◆ **Set problem**: Reproduce each line exactly.

***** Provided information

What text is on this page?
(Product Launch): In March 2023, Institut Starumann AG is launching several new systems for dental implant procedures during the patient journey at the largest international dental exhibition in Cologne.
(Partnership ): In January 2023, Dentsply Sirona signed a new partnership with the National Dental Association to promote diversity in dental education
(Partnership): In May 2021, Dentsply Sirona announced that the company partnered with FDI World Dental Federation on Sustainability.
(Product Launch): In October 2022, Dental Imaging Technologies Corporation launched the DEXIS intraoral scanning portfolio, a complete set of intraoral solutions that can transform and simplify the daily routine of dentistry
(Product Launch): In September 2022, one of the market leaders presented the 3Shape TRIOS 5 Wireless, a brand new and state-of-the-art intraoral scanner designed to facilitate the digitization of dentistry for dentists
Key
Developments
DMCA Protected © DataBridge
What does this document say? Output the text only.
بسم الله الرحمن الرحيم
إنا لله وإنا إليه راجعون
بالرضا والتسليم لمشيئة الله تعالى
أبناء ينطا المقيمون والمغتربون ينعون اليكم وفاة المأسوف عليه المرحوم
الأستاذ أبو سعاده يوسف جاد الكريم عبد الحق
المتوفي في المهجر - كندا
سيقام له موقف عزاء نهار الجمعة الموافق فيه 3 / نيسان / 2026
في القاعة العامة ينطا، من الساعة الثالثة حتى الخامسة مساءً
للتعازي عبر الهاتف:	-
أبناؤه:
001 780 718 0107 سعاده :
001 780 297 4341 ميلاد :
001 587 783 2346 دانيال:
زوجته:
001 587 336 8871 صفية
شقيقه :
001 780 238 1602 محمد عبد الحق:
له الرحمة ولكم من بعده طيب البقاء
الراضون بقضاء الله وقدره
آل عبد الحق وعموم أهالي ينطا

**********

◆ **Answer to the task**:
What text is on this page?
(Product Launch): In March 2023, Institut Starumann AG is launching several new systems for dental implant procedures during the patient journey at the largest international dental exhibition in Cologne.
(Partnership ): In January 2023, Dentsply Sirona signed a new partnership with the National Dental Association to promote diversity in dental education
(Partnership): In May 2021, Dentsply Sirona announced that the company partnered with FDI World Dental Federation on Sustainability.
(Product Launch): In October 2022, Dental Imaging Technologies Corporation launched the DEXIS intraoral scanning portfolio, a complete set of intraoral solutions that can transform and simplify the daily routine of dentistry
(Product Launch): In September 2022, one of the market leaders presented the 3Shape TRIOS 5 Wireless, a brand new and state-of-the-art intraoral scanner designed to facilitate the digitization of dentistry for dentists
Key
Developments
DMCA Protected © DataBridge
What does this document say? Output the text only.
بسم الله الرحمن الرحيم
إنا لله وإنا إليه راجعون
بالرضا والتسليم لمشيئة الله تعالى
أبناء ينطا المقيمون والمغتربون ينعون اليكم وفاة المأسوف عليه المرحوم
الأستاذ أبو سعاده يوسف جاد الكريم عبد الحق
المتوفي في المهجر - كندا
سيقام له موقف عزاء نهار الجمعة الموافق فيه 3 / نيسان / 2026
في القاعة العامة ينطا، من الساعة الثالثة حتى الخامسة مساءً
للتعازي عبر الهاتف:	-
أبناؤه:
001 780 718 0107 سعاده :
001 780 297 4341 ميلاد :
001 587 783 2346 دانيال:
زوجته:
001 587 336 8871 صفية
شقيقه :
001 780 238 1602 محمد عبد الحق:
له الرحمة ولكم من بعده طيب البقاء
الراضون بقضاء الله وقدره
آل عبد الحق وعموم أهالي ينطا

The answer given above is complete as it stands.